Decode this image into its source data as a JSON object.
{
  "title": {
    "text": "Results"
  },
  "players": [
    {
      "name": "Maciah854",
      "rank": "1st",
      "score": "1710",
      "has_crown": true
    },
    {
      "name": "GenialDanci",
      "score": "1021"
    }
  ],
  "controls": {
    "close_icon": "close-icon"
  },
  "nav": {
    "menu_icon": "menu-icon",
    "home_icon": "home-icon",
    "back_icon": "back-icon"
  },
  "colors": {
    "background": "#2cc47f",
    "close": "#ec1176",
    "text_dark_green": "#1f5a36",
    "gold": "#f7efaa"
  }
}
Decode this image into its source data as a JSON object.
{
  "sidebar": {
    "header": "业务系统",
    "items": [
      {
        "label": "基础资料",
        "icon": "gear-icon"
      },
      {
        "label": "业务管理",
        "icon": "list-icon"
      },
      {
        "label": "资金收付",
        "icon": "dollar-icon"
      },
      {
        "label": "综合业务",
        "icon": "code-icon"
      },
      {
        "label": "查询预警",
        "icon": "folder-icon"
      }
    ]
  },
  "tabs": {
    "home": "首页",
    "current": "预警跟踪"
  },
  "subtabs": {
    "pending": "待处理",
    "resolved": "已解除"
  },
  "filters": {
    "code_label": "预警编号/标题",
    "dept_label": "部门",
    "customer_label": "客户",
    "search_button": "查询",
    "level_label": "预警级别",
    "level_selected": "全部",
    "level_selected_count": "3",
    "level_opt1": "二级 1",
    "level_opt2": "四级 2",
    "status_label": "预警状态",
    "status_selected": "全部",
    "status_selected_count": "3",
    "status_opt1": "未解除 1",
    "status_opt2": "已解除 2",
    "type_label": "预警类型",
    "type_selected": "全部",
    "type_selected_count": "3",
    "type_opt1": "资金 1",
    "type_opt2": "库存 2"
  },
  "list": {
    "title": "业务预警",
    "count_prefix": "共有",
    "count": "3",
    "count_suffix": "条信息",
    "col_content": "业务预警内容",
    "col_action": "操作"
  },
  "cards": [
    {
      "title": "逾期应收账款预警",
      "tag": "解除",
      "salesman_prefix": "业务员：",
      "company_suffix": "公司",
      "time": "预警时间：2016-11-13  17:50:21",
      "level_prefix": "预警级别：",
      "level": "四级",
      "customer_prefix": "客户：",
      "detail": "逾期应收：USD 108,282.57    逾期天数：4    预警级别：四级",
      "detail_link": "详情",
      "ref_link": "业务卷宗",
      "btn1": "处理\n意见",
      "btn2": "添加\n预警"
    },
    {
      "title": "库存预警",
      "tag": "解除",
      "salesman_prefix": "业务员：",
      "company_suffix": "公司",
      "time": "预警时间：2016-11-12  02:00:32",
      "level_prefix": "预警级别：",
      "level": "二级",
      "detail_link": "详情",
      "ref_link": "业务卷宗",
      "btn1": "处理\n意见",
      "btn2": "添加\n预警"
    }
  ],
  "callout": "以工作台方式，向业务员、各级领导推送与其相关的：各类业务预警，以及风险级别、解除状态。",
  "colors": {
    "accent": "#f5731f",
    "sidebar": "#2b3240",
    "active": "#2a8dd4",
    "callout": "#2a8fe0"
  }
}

▸ EXERCISE DESCRIPTION: Return all of the entries exactly as they were supplied.

▸ CORRECT RESPONSE:
Decode this image into its source data as a JSON object.
{
  "title": {
    "text": "Results"
  },
  "players": [
    {
      "name": "Maciah854",
      "rank": "1st",
      "score": "1710",
      "has_crown": true
    },
    {
      "name": "GenialDanci",
      "score": "1021"
    }
  ],
  "controls": {
    "close_icon": "close-icon"
  },
  "nav": {
    "menu_icon": "menu-icon",
    "home_icon": "home-icon",
    "back_icon": "back-icon"
  },
  "colors": {
    "background": "#2cc47f",
    "close": "#ec1176",
    "text_dark_green": "#1f5a36",
    "gold": "#f7efaa"
  }
}
Decode this image into its source data as a JSON object.
{
  "sidebar": {
    "header": "业务系统",
    "items": [
      {
        "label": "基础资料",
        "icon": "gear-icon"
      },
      {
        "label": "业务管理",
        "icon": "list-icon"
      },
      {
        "label": "资金收付",
        "icon": "dollar-icon"
      },
      {
        "label": "综合业务",
        "icon": "code-icon"
      },
      {
        "label": "查询预警",
        "icon": "folder-icon"
      }
    ]
  },
  "tabs": {
    "home": "首页",
    "current": "预警跟踪"
  },
  "subtabs": {
    "pending": "待处理",
    "resolved": "已解除"
  },
  "filters": {
    "code_label": "预警编号/标题",
    "dept_label": "部门",
    "customer_label": "客户",
    "search_button": "查询",
    "level_label": "预警级别",
    "level_selected": "全部",
    "level_selected_count": "3",
    "level_opt1": "二级 1",
    "level_opt2": "四级 2",
    "status_label": "预警状态",
    "status_selected": "全部",
    "status_selected_count": "3",
    "status_opt1": "未解除 1",
    "status_opt2": "已解除 2",
    "type_label": "预警类型",
    "type_selected": "全部",
    "type_selected_count": "3",
    "type_opt1": "资金 1",
    "type_opt2": "库存 2"
  },
  "list": {
    "title": "业务预警",
    "count_prefix": "共有",
    "count": "3",
    "count_suffix": "条信息",
    "col_content": "业务预警内容",
    "col_action": "操作"
  },
  "cards": [
    {
      "title": "逾期应收账款预警",
      "tag": "解除",
      "salesman_prefix": "业务员：",
      "company_suffix": "公司",
      "time": "预警时间：2016-11-13  17:50:21",
      "level_prefix": "预警级别：",
      "level": "四级",
      "customer_prefix": "客户：",
      "detail": "逾期应收：USD 108,282.57    逾期天数：4    预警级别：四级",
      "detail_link": "详情",
      "ref_link": "业务卷宗",
      "btn1": "处理\n意见",
      "btn2": "添加\n预警"
    },
    {
      "title": "库存预警",
      "tag": "解除",
      "salesman_prefix": "业务员：",
      "company_suffix": "公司",
      "time": "预警时间：2016-11-12  02:00:32",
      "level_prefix": "预警级别：",
      "level": "二级",
      "detail_link": "详情",
      "ref_link": "业务卷宗",
      "btn1": "处理\n意见",
      "btn2": "添加\n预警"
    }
  ],
  "callout": "以工作台方式，向业务员、各级领导推送与其相关的：各类业务预警，以及风险级别、解除状态。",
  "colors": {
    "accent": "#f5731f",
    "sidebar": "#2b3240",
    "active": "#2a8dd4",
    "callout": "#2a8fe0"
  }
}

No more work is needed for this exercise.